ALGER – C’est pratiquement devenu un sport national: le commerce informel ou ce que les sociologues désignent comme le sous-emploi, fait rage dans les grandes villes du pays, alors qu’à Alger, le phénomène est si bien enraciné qu’il a fini par faire partie du »décorum » des marchés populaires.
Au populaire marché »T’nache », entre Belouizdad et la place du 1er Mai, des étals de fortune sont dorénavant installés par des revendeurs occasionnels de fruits et légumes, en particulier. »Avant, ce marché a été baptisé marché T’nache (douze en arabe) car il fermait à midi tapantes. Aujourd’hui, hélas, il est envahi par le commerce informel à longueur de journée », se désole Mustapha, un natif du quartier, qui se plait le vendredi à venir y flâner à la recherche de quelques bonnes pièces de daurade ou de denti.

Objectif 1
Réécrivez le passage de l’extrait sur le commerce informel qui s’ouvre sur les mots « ALGER – C’est » et se clôt sur « des marchés populaires. », en substituant « passe-temps national » à « sport national ».
Objectif 2
Indiquez si chacune des affirmations suivantes est conforme à l’extrait sur le commerce informel, en citant les mots du texte qui tranchent.
(a) Le marché T’nache se trouve entre Belouizdad et la place du 1er Mai.
(b) Autrefois, le marché fermait à midi.
(c) Mustapha vient flâner au marché le samedi.
Objectif 3
Répondez aux questions suivantes d’après l’extrait sur le commerce informel.
(a) Comment les sociologues désignent-ils le commerce informel ?
(b) Que vendent en particulier les revendeurs occasionnels du marché T’nache ?
(c) Quels poissons Mustapha recherche-t-il au marché ?
Le listing présenté ensuite provient d’une autre source.

Extraits du listing
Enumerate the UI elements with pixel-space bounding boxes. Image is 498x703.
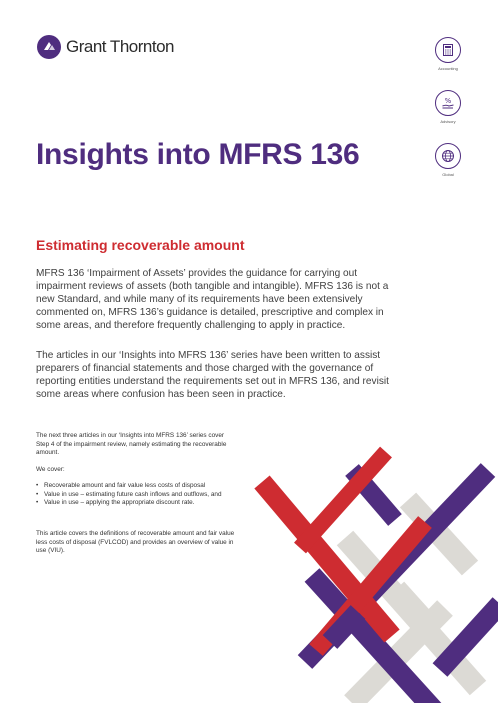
closing-paragraph: This article covers the definitions of recoverable amount and fair value less costs of disposal (FVLCOD) and provides an overview of value in use (VIU).	[36, 530, 235, 555]
list-item: • Value in use – applying the appropriate discount rate.	[36, 499, 236, 508]
sidebar-intro: The next three articles in our ‘Insights into MFRS 136’ series cover Step 4 of the impairment review, namely estimating the recoverable amount.	[36, 432, 227, 457]
section-subtitle: Estimating recoverable amount	[36, 237, 245, 253]
brand-name: Grant Thornton	[66, 37, 174, 56]
advisory-label: Advisory	[440, 119, 456, 124]
page-title: Insights into MFRS 136	[36, 138, 360, 171]
list-item: • Value in use – estimating future cash inflows and outflows, and	[36, 491, 236, 500]
intro-paragraph: MFRS 136 ‘Impairment of Assets’ provides the guidance for carrying out impairment reviews of assets (both tangible and intangible). MFRS 136 is not a new Standard, and while many of its requirements have been extensively commented on, MFRS 136’s guidance is detailed, prescriptive and complex in some areas, and therefore frequently challenging to apply in practice.	[36, 268, 389, 331]
accounting-label: Accounting	[438, 66, 458, 71]
series-paragraph: The articles in our ‘Insights into MFRS 136’ series have been written to assist preparers of financial statements and those charged with the governance of reporting entities understand the requirements set out in MFRS 136, and revisit some areas where confusion has been seen in practice.	[36, 350, 389, 400]
we-cover-label: We cover:	[36, 466, 65, 473]
svg-text:%: %	[444, 97, 452, 105]
global-label: Global	[442, 172, 454, 177]
list-item: • Recoverable amount and fair value less costs of disposal	[36, 482, 236, 491]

Réponse complète 1
ALGER – C’est pratiquement devenu un passe-temps national: le commerce informel ou ce que les sociologues désignent comme le sous-emploi, fait rage dans les grandes villes du pays, alors qu’à Alger, le phénomène est si bien enraciné qu’il a fini par faire partie du »décorum » des marchés populaires.

Réponse complète 2
(a) Oui : « entre Belouizdad et la place du 1er Mai ».
(b) Oui : « il fermait à midi tapantes ».
(c) Non : « qui se plait le vendredi à venir y flâner ».

Réponse complète 3
(a) Le sous-emploi.
(b) Des fruits et légumes.
(c) De la daurade ou du denti.